* **Written request**: Output all records precisely as written.

## Start

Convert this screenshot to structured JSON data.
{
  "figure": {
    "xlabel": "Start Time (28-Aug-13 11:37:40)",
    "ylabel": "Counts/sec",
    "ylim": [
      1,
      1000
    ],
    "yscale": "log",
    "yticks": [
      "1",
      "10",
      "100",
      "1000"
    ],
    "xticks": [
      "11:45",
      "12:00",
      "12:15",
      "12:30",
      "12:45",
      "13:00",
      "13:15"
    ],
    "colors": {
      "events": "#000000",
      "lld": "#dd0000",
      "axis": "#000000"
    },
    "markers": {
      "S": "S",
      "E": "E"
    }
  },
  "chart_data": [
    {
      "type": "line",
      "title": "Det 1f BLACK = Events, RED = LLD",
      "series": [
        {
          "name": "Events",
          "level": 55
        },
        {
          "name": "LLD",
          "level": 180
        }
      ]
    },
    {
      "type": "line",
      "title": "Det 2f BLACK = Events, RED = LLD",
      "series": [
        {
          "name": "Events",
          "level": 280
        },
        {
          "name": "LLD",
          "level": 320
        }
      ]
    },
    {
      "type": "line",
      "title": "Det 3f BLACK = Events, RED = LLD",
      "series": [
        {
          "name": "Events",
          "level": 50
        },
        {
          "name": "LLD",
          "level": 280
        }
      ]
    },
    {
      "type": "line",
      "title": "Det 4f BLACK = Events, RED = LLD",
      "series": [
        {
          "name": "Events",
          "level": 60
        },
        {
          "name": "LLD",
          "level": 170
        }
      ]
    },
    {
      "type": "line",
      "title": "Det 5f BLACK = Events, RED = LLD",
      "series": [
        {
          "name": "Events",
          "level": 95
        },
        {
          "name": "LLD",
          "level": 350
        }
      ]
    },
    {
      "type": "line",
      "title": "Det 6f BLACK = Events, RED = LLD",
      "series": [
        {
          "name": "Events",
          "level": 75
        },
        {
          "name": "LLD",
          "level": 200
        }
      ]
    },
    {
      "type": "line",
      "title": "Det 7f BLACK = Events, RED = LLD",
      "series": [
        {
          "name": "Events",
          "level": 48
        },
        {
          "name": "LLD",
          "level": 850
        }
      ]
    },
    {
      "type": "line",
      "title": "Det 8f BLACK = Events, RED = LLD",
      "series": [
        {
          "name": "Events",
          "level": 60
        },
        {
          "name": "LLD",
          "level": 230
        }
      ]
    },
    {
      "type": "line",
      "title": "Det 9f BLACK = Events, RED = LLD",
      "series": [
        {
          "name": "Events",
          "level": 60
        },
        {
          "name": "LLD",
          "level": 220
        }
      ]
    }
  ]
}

## End

* **Written reply**:
Convert this screenshot to structured JSON data.
{
  "figure": {
    "xlabel": "Start Time (28-Aug-13 11:37:40)",
    "ylabel": "Counts/sec",
    "ylim": [
      1,
      1000
    ],
    "yscale": "log",
    "yticks": [
      "1",
      "10",
      "100",
      "1000"
    ],
    "xticks": [
      "11:45",
      "12:00",
      "12:15",
      "12:30",
      "12:45",
      "13:00",
      "13:15"
    ],
    "colors": {
      "events": "#000000",
      "lld": "#dd0000",
      "axis": "#000000"
    },
    "markers": {
      "S": "S",
      "E": "E"
    }
  },
  "chart_data": [
    {
      "type": "line",
      "title": "Det 1f BLACK = Events, RED = LLD",
      "series": [
        {
          "name": "Events",
          "level": 55
        },
        {
          "name": "LLD",
          "level": 180
        }
      ]
    },
    {
      "type": "line",
      "title": "Det 2f BLACK = Events, RED = LLD",
      "series": [
        {
          "name": "Events",
          "level": 280
        },
        {
          "name": "LLD",
          "level": 320
        }
      ]
    },
    {
      "type": "line",
      "title": "Det 3f BLACK = Events, RED = LLD",
      "series": [
        {
          "name": "Events",
          "level": 50
        },
        {
          "name": "LLD",
          "level": 280
        }
      ]
    },
    {
      "type": "line",
      "title": "Det 4f BLACK = Events, RED = LLD",
      "series": [
        {
          "name": "Events",
          "level": 60
        },
        {
          "name": "LLD",
          "level": 170
        }
      ]
    },
    {
      "type": "line",
      "title": "Det 5f BLACK = Events, RED = LLD",
      "series": [
        {
          "name": "Events",
          "level": 95
        },
        {
          "name": "LLD",
          "level": 350
        }
      ]
    },
    {
      "type": "line",
      "title": "Det 6f BLACK = Events, RED = LLD",
      "series": [
        {
          "name": "Events",
          "level": 75
        },
        {
          "name": "LLD",
          "level": 200
        }
      ]
    },
    {
      "type": "line",
      "title": "Det 7f BLACK = Events, RED = LLD",
      "series": [
        {
          "name": "Events",
          "level": 48
        },
        {
          "name": "LLD",
          "level": 850
        }
      ]
    },
    {
      "type": "line",
      "title": "Det 8f BLACK = Events, RED = LLD",
      "series": [
        {
          "name": "Events",
          "level": 60
        },
        {
          "name": "LLD",
          "level": 230
        }
      ]
    },
    {
      "type": "line",
      "title": "Det 9f BLACK = Events, RED = LLD",
      "series": [
        {
          "name": "Events",
          "level": 60
        },
        {
          "name": "LLD",
          "level": 220
        }
      ]
    }
  ]
}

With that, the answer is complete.